- Exercise material -
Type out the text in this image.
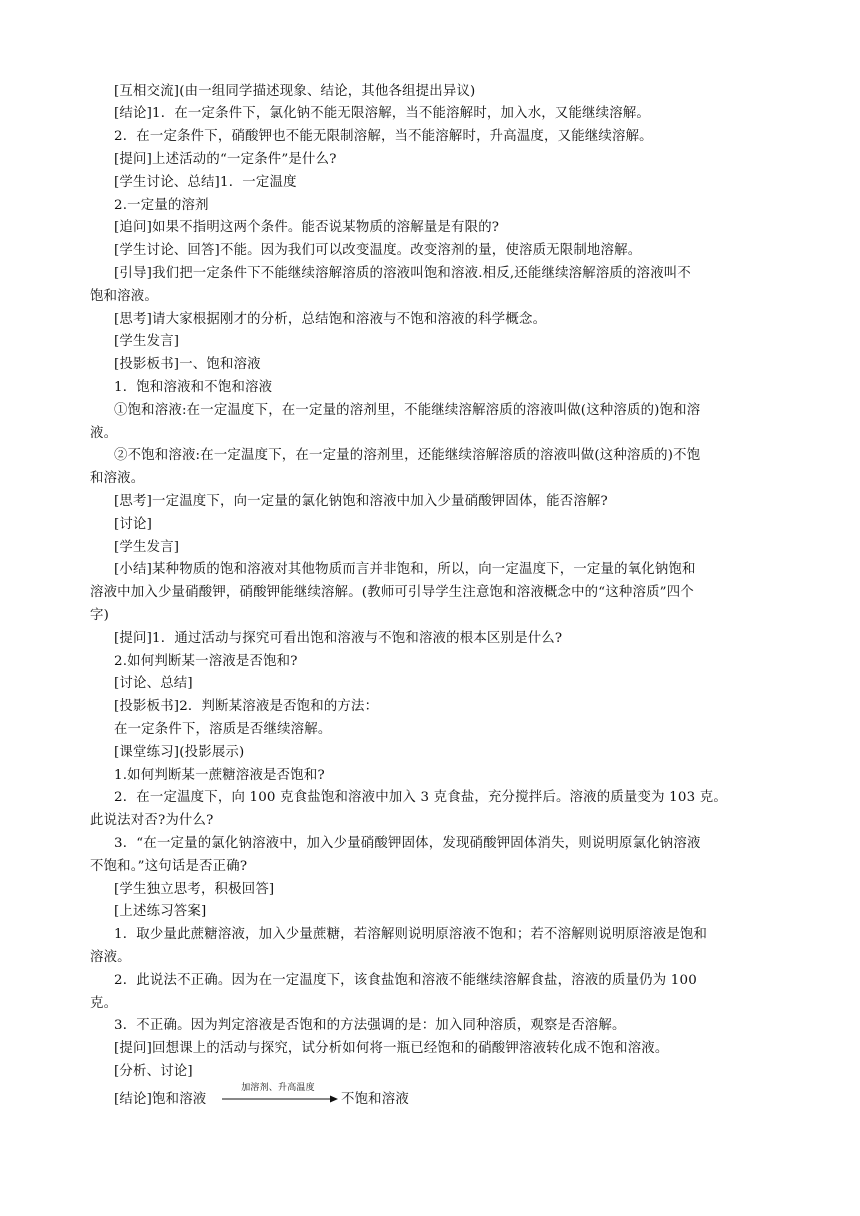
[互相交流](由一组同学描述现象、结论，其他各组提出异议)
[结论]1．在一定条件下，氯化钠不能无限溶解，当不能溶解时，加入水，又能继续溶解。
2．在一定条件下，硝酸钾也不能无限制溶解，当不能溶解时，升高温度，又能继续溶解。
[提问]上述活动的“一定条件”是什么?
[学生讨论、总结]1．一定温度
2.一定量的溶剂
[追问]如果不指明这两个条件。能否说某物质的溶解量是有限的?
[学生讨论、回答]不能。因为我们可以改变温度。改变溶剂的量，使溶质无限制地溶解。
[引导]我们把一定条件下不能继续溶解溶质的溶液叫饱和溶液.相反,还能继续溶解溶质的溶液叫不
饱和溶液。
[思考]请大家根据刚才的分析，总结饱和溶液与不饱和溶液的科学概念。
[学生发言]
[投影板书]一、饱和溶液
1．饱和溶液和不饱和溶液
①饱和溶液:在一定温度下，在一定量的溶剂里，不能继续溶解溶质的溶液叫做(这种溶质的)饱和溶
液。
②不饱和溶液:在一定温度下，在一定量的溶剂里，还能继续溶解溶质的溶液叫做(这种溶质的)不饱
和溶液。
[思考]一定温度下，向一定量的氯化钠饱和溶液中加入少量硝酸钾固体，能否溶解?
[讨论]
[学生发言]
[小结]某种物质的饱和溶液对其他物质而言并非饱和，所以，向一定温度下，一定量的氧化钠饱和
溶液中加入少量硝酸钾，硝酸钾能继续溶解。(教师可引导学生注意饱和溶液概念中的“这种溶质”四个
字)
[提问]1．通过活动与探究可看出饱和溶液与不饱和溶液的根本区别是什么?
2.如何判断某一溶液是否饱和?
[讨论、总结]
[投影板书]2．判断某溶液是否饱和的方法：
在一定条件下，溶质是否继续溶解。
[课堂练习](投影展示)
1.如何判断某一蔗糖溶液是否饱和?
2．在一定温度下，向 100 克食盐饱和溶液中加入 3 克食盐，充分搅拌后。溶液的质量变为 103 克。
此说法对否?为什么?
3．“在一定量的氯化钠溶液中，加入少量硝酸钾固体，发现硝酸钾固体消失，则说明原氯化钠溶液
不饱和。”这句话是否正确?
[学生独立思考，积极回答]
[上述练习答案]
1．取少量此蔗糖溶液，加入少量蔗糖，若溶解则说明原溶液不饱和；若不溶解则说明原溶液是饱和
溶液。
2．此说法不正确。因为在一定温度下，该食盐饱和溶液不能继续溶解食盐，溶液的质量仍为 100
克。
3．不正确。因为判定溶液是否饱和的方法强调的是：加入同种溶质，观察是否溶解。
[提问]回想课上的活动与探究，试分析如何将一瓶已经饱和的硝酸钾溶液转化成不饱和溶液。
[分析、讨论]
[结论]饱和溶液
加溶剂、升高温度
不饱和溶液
--
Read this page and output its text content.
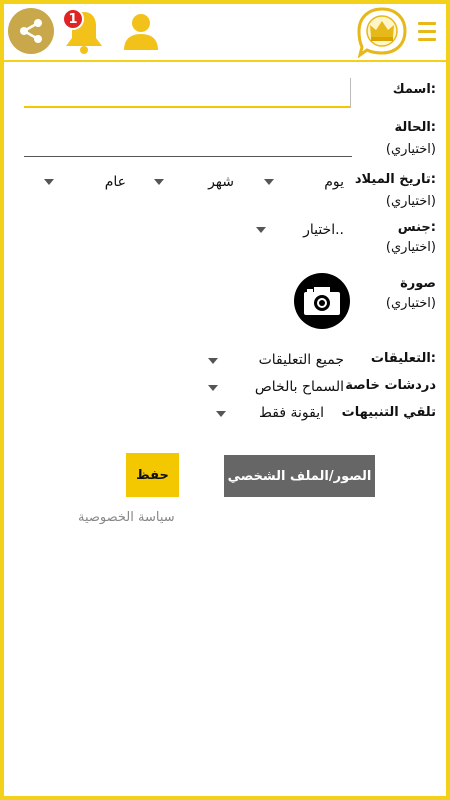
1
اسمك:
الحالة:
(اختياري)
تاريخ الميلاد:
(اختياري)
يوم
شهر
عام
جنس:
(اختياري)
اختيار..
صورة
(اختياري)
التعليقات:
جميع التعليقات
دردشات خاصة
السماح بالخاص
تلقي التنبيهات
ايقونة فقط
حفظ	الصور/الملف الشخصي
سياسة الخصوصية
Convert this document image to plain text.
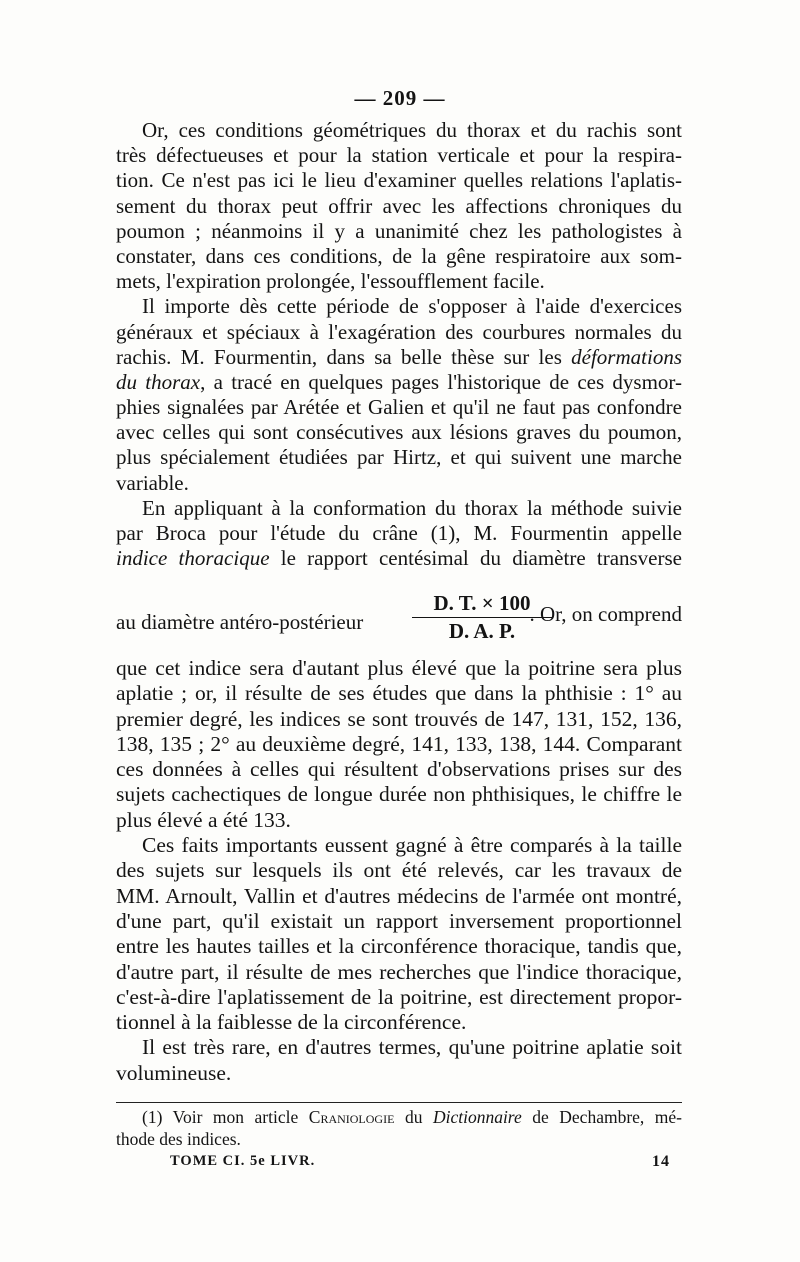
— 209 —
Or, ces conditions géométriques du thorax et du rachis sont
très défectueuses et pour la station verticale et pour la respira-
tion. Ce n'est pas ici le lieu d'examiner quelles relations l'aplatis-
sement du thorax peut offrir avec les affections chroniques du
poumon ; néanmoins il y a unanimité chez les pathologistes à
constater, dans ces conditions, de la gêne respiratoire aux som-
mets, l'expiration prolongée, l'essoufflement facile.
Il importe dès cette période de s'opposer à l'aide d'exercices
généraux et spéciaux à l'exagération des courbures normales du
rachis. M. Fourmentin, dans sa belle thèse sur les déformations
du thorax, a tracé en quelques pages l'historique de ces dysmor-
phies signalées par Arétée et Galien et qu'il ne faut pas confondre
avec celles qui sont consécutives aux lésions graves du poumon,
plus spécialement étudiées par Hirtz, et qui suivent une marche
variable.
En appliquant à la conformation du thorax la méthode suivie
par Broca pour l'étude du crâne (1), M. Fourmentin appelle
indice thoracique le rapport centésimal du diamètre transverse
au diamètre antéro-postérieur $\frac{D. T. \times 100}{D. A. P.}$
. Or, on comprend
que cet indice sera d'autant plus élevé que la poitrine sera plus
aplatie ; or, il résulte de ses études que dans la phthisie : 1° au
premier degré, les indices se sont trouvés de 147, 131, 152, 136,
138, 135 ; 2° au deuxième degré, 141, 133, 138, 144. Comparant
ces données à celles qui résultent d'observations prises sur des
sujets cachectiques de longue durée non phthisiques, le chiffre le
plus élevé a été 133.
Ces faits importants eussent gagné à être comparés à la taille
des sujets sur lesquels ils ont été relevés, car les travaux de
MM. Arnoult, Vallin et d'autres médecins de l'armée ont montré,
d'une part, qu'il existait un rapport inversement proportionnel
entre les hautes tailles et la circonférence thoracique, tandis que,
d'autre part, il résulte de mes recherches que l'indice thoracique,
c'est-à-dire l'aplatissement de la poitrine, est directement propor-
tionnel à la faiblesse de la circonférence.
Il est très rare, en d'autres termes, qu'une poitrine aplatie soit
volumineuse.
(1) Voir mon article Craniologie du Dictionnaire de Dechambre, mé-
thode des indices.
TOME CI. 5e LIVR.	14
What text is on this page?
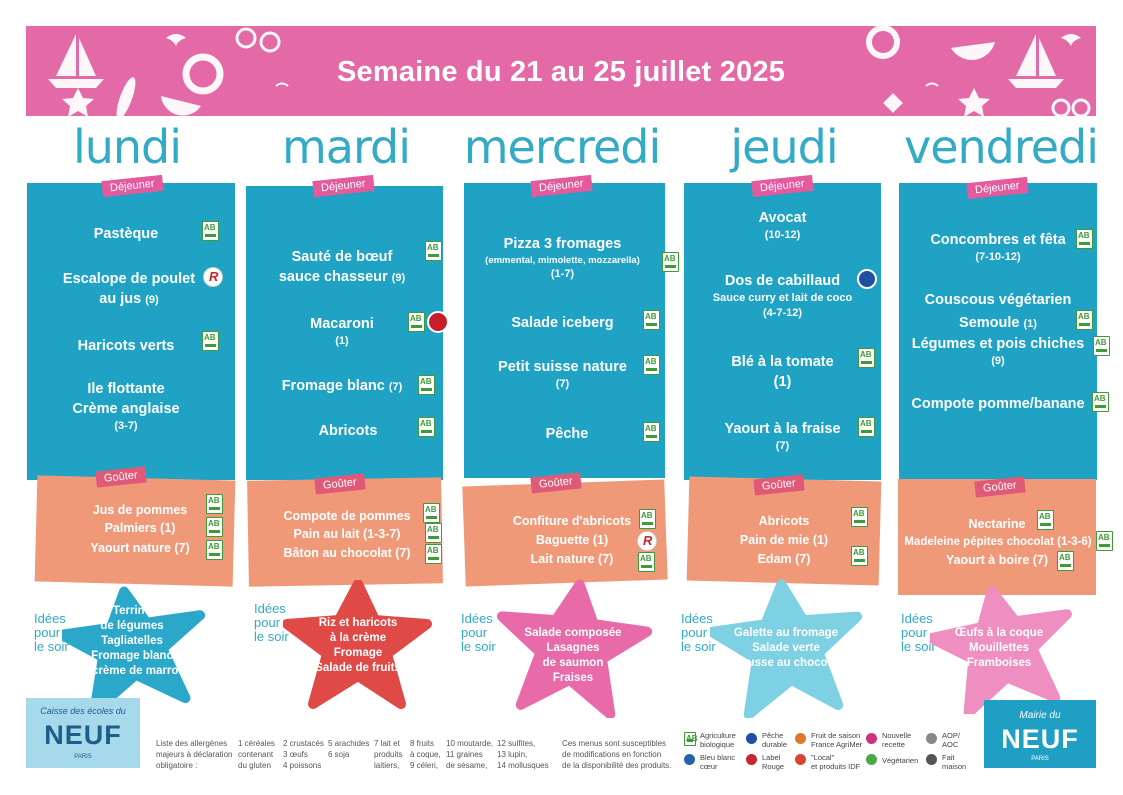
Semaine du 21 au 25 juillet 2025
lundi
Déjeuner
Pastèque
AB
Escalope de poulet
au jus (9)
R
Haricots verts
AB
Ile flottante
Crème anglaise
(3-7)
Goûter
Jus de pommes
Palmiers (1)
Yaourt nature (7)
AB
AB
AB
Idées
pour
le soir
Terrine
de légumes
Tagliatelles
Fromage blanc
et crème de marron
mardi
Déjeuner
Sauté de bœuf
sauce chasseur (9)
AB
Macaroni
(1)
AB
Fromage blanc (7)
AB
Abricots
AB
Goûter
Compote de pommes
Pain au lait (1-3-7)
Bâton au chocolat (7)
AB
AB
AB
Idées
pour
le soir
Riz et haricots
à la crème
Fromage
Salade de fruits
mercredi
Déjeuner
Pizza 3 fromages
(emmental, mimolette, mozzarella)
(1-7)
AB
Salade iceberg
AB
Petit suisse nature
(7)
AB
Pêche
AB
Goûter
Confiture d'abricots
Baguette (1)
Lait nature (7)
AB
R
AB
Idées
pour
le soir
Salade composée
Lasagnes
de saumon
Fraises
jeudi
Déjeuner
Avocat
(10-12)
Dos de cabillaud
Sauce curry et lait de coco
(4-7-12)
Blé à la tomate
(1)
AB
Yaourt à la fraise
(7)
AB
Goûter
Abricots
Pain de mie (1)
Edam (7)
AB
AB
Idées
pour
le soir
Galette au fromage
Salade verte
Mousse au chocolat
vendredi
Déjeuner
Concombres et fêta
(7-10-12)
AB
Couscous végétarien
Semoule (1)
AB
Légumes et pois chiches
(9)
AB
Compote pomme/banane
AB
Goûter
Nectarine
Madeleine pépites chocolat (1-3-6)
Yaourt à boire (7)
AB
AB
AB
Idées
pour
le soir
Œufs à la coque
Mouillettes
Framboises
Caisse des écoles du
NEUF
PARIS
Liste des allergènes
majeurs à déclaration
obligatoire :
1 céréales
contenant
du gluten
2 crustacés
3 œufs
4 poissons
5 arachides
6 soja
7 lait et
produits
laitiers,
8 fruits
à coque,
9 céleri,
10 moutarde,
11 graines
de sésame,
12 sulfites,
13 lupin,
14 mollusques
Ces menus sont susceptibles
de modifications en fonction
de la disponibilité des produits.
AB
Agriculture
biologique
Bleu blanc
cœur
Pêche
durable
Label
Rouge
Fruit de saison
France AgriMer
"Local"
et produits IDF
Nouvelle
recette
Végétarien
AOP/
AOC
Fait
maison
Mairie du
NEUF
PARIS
==
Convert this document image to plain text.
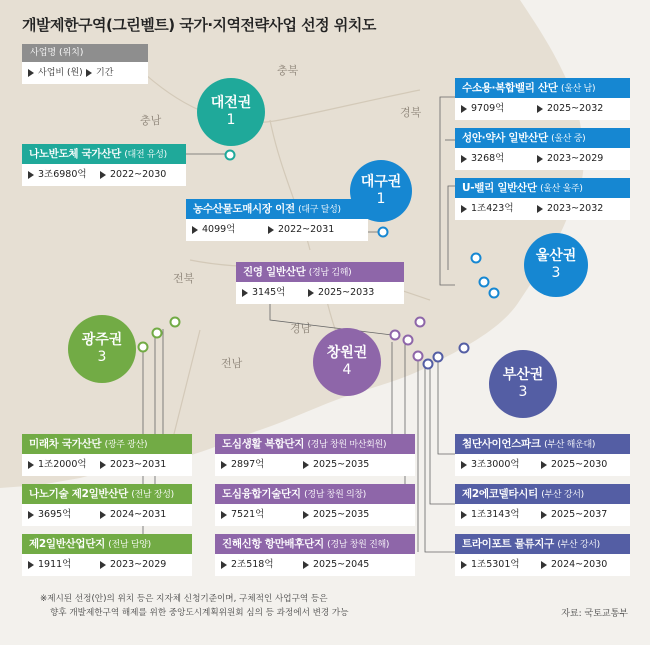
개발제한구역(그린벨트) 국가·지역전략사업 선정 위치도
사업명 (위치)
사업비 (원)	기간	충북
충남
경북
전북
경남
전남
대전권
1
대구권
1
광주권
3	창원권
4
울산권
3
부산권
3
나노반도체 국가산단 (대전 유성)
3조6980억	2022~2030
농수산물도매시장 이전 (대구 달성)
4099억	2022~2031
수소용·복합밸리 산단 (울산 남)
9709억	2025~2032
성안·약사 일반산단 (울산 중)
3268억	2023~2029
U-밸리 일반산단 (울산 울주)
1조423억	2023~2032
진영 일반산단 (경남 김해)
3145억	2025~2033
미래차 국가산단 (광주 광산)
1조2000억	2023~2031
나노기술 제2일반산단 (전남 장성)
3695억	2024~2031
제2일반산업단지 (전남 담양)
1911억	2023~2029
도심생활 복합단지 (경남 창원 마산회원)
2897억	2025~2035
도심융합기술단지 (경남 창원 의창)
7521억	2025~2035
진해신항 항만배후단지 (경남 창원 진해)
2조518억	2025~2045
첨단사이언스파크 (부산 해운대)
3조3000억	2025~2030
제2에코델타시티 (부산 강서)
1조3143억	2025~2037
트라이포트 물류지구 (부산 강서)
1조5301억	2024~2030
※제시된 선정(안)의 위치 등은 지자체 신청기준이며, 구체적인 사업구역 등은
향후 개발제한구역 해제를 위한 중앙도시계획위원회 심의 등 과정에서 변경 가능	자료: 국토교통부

- Exercise aim -
Where a line of the records above holds the word "rapport", copy that line.

- Answer below -
indice thoracique le rapport centésimal du diamètre transverse
d'une part, qu'il existait un rapport inversement proportionnel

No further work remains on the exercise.